**Required work**
Filter the entries and keep only the lines where the string "Koruně" appears.
--- START Data supplied ---
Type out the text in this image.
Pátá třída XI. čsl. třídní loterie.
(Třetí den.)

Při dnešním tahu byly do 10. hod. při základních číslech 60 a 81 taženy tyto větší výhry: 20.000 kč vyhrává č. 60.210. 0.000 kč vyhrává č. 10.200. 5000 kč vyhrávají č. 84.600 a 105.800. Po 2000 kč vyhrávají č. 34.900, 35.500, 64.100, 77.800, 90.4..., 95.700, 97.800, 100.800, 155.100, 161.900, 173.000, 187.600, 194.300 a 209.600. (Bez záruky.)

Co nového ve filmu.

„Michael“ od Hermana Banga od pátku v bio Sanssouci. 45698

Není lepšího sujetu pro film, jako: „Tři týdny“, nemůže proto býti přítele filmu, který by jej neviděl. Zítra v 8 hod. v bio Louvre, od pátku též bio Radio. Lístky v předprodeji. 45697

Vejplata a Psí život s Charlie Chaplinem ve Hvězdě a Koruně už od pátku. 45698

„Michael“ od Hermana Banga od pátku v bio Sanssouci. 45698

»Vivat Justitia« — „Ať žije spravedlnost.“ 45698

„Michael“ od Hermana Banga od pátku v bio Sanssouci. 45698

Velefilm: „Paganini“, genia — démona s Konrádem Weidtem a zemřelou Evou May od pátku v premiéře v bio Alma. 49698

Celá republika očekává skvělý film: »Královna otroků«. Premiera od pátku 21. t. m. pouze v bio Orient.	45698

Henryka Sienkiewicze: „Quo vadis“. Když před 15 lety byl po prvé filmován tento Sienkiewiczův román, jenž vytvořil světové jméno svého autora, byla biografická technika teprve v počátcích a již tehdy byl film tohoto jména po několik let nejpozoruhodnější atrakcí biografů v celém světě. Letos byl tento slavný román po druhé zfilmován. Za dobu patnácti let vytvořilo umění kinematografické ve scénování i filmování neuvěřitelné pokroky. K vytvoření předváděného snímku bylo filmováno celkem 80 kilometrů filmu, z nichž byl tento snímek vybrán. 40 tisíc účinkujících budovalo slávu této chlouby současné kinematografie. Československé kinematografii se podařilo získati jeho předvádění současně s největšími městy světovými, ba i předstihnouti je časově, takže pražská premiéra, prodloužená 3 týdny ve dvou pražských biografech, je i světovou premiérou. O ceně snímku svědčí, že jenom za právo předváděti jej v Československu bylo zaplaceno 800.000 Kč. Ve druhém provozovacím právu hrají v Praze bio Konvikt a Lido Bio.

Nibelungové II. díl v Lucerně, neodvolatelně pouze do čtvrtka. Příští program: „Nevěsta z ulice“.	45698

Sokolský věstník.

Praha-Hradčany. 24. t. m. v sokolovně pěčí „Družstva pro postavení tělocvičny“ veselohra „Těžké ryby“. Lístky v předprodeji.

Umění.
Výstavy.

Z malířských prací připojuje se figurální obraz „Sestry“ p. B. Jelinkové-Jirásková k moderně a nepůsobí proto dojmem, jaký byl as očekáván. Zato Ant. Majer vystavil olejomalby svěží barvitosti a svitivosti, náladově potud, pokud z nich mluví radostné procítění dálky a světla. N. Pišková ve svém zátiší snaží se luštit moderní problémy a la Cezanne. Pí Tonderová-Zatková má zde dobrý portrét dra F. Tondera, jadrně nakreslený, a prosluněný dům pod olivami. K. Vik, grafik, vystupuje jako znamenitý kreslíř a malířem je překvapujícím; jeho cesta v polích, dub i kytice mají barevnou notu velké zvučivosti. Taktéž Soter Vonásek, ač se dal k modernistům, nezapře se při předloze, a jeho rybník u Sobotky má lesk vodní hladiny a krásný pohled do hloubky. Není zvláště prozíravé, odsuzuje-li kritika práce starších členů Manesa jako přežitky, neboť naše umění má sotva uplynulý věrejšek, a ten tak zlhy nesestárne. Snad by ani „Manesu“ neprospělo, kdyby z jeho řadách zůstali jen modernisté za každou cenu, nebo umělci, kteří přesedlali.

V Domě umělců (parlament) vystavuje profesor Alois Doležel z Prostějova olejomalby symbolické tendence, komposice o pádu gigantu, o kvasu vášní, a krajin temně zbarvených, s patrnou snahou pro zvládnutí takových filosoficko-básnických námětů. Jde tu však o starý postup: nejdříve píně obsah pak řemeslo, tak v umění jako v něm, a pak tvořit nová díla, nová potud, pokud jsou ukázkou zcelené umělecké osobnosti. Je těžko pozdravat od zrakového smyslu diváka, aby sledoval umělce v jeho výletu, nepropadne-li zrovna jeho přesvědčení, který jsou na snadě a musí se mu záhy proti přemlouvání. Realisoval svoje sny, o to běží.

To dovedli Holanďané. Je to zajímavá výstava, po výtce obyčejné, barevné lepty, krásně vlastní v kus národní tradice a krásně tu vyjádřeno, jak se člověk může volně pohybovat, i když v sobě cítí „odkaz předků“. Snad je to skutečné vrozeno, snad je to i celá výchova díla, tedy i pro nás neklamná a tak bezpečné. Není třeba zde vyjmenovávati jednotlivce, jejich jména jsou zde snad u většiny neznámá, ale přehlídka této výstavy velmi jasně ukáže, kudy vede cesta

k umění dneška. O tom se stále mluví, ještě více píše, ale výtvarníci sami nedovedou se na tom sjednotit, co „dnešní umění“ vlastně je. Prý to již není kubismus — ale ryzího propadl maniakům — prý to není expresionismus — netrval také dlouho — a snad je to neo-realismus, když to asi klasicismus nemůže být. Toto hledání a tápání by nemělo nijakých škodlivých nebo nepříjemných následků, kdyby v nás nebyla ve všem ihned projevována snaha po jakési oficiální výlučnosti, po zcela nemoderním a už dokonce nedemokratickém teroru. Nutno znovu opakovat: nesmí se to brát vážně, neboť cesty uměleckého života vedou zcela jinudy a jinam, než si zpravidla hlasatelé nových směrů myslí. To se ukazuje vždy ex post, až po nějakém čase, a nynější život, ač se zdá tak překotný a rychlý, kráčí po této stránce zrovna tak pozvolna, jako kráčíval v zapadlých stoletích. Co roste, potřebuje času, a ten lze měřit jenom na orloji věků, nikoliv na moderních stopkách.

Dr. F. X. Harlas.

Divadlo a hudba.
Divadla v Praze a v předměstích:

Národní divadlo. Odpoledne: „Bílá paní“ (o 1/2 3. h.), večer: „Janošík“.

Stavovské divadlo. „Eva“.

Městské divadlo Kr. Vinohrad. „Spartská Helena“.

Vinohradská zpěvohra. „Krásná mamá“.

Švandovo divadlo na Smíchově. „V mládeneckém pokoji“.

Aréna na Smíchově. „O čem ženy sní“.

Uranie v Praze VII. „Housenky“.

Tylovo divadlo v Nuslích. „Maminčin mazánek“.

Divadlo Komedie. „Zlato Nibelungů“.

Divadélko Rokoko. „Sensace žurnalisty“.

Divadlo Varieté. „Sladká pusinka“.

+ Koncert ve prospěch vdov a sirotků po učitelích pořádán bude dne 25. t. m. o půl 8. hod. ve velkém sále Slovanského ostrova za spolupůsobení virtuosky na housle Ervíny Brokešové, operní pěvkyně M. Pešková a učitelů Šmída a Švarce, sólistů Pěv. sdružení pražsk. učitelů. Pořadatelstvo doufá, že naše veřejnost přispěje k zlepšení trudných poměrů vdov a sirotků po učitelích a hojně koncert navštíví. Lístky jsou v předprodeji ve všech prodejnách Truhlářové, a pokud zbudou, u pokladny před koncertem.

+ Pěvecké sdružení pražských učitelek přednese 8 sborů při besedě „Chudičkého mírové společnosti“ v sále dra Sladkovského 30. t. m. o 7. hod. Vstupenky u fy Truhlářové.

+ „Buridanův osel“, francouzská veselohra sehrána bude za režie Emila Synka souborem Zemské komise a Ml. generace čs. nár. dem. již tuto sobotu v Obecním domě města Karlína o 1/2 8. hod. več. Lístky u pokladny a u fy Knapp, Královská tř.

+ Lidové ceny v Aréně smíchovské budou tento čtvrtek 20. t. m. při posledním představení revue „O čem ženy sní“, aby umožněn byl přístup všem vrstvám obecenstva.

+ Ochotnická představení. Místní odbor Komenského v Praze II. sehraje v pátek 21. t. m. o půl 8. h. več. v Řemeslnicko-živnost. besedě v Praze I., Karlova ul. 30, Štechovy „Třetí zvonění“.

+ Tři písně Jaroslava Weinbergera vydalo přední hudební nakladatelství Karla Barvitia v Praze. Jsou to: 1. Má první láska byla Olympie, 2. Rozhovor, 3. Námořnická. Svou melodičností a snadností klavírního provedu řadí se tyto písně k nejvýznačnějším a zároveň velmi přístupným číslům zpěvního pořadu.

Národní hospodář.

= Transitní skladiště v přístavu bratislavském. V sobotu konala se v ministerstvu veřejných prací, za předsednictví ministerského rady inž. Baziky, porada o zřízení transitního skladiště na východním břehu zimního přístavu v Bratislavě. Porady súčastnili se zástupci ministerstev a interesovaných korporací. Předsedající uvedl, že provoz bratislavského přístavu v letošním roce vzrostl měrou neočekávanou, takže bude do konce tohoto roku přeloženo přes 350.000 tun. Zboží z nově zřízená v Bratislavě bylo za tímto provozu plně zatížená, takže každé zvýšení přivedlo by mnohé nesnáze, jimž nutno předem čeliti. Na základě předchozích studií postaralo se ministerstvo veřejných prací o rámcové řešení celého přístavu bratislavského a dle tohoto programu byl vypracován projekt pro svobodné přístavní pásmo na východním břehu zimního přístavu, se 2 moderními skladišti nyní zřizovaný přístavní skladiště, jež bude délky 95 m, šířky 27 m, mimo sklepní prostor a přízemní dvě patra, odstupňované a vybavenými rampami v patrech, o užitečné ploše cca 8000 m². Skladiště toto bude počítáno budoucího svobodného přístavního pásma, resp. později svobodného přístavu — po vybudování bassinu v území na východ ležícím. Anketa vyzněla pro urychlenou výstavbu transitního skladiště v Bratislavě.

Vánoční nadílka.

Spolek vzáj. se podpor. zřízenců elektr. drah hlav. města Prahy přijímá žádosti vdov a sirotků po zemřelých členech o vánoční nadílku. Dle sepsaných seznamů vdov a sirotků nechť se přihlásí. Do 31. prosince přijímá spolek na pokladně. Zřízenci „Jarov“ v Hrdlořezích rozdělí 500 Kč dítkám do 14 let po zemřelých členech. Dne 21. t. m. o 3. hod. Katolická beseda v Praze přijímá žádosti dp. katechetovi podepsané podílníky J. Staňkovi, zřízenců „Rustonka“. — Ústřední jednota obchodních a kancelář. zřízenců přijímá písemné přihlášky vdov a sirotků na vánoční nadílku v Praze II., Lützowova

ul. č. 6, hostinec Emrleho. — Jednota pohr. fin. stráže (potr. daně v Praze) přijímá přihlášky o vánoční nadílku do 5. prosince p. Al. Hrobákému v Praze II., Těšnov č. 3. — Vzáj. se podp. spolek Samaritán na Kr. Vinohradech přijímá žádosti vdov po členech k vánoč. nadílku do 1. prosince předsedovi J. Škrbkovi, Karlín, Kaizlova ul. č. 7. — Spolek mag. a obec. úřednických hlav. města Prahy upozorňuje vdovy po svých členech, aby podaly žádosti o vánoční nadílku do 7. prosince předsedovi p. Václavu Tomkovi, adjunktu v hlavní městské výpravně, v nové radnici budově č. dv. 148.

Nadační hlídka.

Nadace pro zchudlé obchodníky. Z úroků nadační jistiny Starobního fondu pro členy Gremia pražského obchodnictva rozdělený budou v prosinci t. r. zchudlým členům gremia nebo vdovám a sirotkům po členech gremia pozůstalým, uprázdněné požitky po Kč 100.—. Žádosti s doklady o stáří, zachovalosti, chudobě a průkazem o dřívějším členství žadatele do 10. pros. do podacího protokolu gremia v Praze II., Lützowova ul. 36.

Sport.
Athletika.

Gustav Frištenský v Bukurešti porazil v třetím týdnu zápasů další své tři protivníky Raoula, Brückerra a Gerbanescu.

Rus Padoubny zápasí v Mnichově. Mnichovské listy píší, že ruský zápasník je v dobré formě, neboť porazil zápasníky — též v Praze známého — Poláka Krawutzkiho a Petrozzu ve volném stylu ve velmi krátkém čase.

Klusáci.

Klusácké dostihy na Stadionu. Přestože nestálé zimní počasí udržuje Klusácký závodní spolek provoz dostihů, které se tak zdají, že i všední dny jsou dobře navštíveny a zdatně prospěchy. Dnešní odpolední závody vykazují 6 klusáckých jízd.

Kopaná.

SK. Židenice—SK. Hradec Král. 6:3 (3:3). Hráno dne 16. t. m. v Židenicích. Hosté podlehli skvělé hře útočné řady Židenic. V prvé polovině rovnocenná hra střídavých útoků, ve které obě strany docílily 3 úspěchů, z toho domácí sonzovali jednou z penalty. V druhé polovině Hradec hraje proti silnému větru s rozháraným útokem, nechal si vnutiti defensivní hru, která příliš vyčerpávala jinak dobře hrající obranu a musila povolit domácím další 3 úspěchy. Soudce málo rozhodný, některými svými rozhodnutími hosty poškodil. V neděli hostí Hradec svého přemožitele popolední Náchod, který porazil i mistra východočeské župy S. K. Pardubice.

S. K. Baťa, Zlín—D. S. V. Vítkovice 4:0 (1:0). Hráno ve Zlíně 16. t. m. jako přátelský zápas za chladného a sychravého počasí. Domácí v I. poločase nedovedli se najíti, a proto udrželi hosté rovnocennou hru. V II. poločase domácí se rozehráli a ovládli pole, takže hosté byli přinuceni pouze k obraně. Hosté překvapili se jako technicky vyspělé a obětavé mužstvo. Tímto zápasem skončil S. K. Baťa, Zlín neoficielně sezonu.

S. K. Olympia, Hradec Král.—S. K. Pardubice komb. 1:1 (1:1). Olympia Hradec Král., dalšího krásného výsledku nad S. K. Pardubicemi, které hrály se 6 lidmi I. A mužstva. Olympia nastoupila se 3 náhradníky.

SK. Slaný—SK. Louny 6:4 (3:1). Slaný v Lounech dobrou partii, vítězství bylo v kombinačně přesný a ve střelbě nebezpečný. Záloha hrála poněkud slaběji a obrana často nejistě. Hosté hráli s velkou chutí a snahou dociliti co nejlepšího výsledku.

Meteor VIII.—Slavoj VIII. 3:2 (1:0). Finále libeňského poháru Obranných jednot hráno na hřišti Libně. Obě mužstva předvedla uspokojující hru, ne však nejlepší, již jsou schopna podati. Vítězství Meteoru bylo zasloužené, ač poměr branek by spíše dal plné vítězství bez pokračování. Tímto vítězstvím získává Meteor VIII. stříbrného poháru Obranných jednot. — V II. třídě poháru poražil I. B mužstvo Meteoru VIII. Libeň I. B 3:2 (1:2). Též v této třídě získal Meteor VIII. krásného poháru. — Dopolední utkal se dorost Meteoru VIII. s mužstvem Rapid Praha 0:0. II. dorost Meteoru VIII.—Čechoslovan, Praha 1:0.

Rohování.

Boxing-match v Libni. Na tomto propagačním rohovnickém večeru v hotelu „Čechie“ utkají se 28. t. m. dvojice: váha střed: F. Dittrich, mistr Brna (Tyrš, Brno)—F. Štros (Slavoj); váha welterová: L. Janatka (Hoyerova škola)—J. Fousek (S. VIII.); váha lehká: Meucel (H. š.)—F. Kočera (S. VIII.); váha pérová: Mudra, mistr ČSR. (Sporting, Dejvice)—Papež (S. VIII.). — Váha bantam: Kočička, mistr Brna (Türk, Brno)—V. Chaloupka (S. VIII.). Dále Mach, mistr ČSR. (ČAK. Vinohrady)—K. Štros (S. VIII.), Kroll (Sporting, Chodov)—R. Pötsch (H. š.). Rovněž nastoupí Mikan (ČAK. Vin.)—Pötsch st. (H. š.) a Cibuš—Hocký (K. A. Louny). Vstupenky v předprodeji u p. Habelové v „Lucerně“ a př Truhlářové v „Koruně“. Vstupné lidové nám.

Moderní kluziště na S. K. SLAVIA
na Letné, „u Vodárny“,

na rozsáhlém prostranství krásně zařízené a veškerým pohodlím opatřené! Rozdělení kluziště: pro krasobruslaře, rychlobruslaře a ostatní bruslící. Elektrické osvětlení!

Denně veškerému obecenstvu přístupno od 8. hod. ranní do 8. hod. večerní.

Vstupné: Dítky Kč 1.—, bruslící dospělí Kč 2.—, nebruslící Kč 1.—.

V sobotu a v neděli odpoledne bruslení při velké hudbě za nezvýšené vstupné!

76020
--- END Data supplied ---
**Exercise answer**
Vejplata a Psí život s Charlie Chaplinem ve Hvězdě a Koruně už od pátku. 45698
Boxing-match v Libni. Na tomto propagačním rohovnickém večeru v hotelu „Čechie“ utkají se 28. t. m. dvojice: váha střed: F. Dittrich, mistr Brna (Tyrš, Brno)—F. Štros (Slavoj); váha welterová: L. Janatka (Hoyerova škola)—J. Fousek (S. VIII.); váha lehká: Meucel (H. š.)—F. Kočera (S. VIII.); váha pérová: Mudra, mistr ČSR. (Sporting, Dejvice)—Papež (S. VIII.). — Váha bantam: Kočička, mistr Brna (Türk, Brno)—V. Chaloupka (S. VIII.). Dále Mach, mistr ČSR. (ČAK. Vinohrady)—K. Štros (S. VIII.), Kroll (Sporting, Chodov)—R. Pötsch (H. š.). Rovněž nastoupí Mikan (ČAK. Vin.)—Pötsch st. (H. š.) a Cibuš—Hocký (K. A. Louny). Vstupenky v předprodeji u p. Habelové v „Lucerně“ a př Truhlářové v „Koruně“. Vstupné lidové nám.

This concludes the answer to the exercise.